* _DATA SHOWN_
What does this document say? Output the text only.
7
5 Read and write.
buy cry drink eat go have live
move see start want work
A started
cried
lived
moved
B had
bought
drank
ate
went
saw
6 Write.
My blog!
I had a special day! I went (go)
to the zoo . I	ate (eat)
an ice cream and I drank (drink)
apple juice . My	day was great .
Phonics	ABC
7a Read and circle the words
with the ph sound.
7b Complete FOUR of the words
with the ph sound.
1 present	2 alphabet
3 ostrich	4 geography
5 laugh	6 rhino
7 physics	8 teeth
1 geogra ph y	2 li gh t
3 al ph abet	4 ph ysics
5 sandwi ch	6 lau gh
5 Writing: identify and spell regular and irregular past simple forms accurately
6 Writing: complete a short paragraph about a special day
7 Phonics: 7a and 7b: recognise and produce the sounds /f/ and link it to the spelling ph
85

* _GIVEN PROBLEM_
Only lines with the word "drink" are wanted, so copy each one from the records.

* _FINISHED ANSWER_
buy cry drink eat go have live
an ice cream and I drank (drink)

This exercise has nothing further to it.